**TASK DESCRIPTION:** All lines in the entries below that hold "gene" make up the answer.

**DATA:**
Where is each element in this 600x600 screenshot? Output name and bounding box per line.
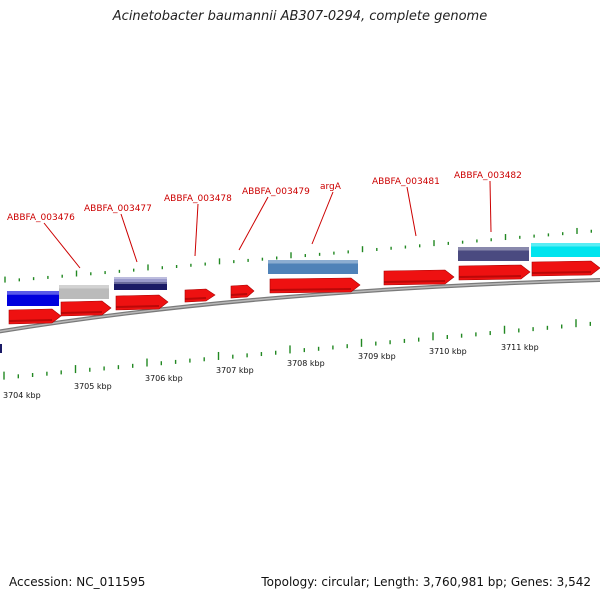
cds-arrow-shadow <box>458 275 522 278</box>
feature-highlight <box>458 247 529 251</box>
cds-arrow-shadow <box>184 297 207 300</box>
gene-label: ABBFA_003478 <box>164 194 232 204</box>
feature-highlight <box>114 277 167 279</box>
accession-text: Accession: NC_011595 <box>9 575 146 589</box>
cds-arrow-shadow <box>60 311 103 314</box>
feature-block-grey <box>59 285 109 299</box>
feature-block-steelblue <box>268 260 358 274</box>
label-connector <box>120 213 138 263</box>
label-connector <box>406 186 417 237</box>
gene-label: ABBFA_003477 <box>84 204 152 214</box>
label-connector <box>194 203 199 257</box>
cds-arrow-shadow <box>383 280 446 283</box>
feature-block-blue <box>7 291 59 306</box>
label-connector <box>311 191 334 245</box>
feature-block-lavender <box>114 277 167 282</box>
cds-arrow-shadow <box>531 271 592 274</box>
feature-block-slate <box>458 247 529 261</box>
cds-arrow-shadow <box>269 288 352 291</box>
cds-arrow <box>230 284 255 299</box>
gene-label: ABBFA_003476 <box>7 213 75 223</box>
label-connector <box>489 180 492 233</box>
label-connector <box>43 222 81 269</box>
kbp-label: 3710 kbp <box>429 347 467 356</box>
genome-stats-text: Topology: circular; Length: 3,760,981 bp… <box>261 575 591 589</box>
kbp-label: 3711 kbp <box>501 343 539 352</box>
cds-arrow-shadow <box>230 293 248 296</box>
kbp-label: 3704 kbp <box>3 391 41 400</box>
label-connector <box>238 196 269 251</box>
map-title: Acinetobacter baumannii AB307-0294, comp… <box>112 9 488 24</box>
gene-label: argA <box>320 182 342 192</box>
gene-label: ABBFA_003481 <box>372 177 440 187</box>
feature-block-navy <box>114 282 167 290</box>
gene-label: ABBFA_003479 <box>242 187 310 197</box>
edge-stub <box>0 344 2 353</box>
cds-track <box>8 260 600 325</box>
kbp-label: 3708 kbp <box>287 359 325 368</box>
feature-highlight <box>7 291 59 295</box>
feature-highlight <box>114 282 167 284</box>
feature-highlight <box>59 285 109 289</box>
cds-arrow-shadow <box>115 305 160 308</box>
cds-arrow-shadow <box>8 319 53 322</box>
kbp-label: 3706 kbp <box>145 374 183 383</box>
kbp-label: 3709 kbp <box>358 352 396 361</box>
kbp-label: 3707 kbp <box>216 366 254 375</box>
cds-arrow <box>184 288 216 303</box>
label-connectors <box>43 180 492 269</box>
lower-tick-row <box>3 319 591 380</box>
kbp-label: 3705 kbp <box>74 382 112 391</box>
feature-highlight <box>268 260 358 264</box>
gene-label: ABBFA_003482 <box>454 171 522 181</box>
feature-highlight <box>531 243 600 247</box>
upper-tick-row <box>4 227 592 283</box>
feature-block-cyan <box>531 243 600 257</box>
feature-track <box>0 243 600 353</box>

**COMPLETED TASK:**
gene-label: ABBFA_003478 <box>164 194 232 204</box>
gene-label: ABBFA_003477 <box>84 204 152 214</box>
gene-label: ABBFA_003476 <box>7 213 75 223</box>
gene-label: argA <box>320 182 342 192</box>
gene-label: ABBFA_003481 <box>372 177 440 187</box>
gene-label: ABBFA_003479 <box>242 187 310 197</box>
gene-label: ABBFA_003482 <box>454 171 522 181</box>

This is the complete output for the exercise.